### Exercise instructions
Transcribe the whole listing without a single picture.

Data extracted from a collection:
▽
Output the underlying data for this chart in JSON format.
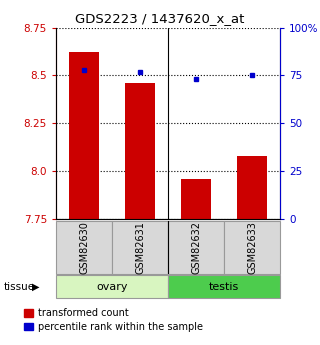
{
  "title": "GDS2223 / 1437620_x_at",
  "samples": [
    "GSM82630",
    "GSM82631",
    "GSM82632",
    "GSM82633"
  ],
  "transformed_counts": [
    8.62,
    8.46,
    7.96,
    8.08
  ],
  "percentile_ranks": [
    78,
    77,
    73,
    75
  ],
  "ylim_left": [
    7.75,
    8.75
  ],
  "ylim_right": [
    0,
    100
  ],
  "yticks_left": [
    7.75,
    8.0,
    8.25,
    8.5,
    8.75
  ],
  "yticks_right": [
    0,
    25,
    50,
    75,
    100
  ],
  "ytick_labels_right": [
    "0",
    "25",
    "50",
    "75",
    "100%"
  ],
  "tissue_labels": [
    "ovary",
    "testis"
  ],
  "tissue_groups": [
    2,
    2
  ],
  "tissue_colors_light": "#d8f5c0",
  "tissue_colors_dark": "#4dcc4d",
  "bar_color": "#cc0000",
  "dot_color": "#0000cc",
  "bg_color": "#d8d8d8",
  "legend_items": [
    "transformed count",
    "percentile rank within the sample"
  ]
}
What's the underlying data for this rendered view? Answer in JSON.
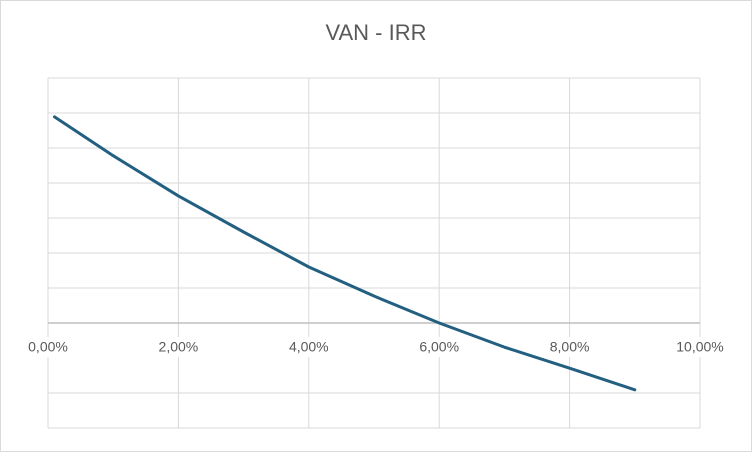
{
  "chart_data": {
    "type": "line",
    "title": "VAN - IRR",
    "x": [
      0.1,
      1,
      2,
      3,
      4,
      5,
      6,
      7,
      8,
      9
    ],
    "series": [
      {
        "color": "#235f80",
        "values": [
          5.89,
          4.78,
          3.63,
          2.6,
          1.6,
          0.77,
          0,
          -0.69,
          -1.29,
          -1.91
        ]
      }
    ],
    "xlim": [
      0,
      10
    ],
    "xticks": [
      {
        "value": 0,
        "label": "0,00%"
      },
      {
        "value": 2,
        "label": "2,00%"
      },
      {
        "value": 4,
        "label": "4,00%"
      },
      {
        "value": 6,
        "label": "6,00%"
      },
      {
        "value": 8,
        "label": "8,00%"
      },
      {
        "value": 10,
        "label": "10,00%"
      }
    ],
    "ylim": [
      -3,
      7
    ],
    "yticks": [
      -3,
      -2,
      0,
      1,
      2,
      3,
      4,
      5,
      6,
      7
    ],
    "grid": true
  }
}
△
### Exercise output
Output the underlying data for this chart in JSON format.
{
  "title": "GDS2223 / 1437620_x_at",
  "samples": [
    "GSM82630",
    "GSM82631",
    "GSM82632",
    "GSM82633"
  ],
  "transformed_counts": [
    8.62,
    8.46,
    7.96,
    8.08
  ],
  "percentile_ranks": [
    78,
    77,
    73,
    75
  ],
  "ylim_left": [
    7.75,
    8.75
  ],
  "ylim_right": [
    0,
    100
  ],
  "yticks_left": [
    7.75,
    8.0,
    8.25,
    8.5,
    8.75
  ],
  "yticks_right": [
    0,
    25,
    50,
    75,
    100
  ],
  "ytick_labels_right": [
    "0",
    "25",
    "50",
    "75",
    "100%"
  ],
  "tissue_labels": [
    "ovary",
    "testis"
  ],
  "tissue_groups": [
    2,
    2
  ],
  "tissue_colors_light": "#d8f5c0",
  "tissue_colors_dark": "#4dcc4d",
  "bar_color": "#cc0000",
  "dot_color": "#0000cc",
  "bg_color": "#d8d8d8",
  "legend_items": [
    "transformed count",
    "percentile rank within the sample"
  ]
}
What's the underlying data for this rendered view? Answer in JSON.
{
  "chart_data": {
    "type": "line",
    "title": "VAN - IRR",
    "x": [
      0.1,
      1,
      2,
      3,
      4,
      5,
      6,
      7,
      8,
      9
    ],
    "series": [
      {
        "color": "#235f80",
        "values": [
          5.89,
          4.78,
          3.63,
          2.6,
          1.6,
          0.77,
          0,
          -0.69,
          -1.29,
          -1.91
        ]
      }
    ],
    "xlim": [
      0,
      10
    ],
    "xticks": [
      {
        "value": 0,
        "label": "0,00%"
      },
      {
        "value": 2,
        "label": "2,00%"
      },
      {
        "value": 4,
        "label": "4,00%"
      },
      {
        "value": 6,
        "label": "6,00%"
      },
      {
        "value": 8,
        "label": "8,00%"
      },
      {
        "value": 10,
        "label": "10,00%"
      }
    ],
    "ylim": [
      -3,
      7
    ],
    "yticks": [
      -3,
      -2,
      0,
      1,
      2,
      3,
      4,
      5,
      6,
      7
    ],
    "grid": true
  }
}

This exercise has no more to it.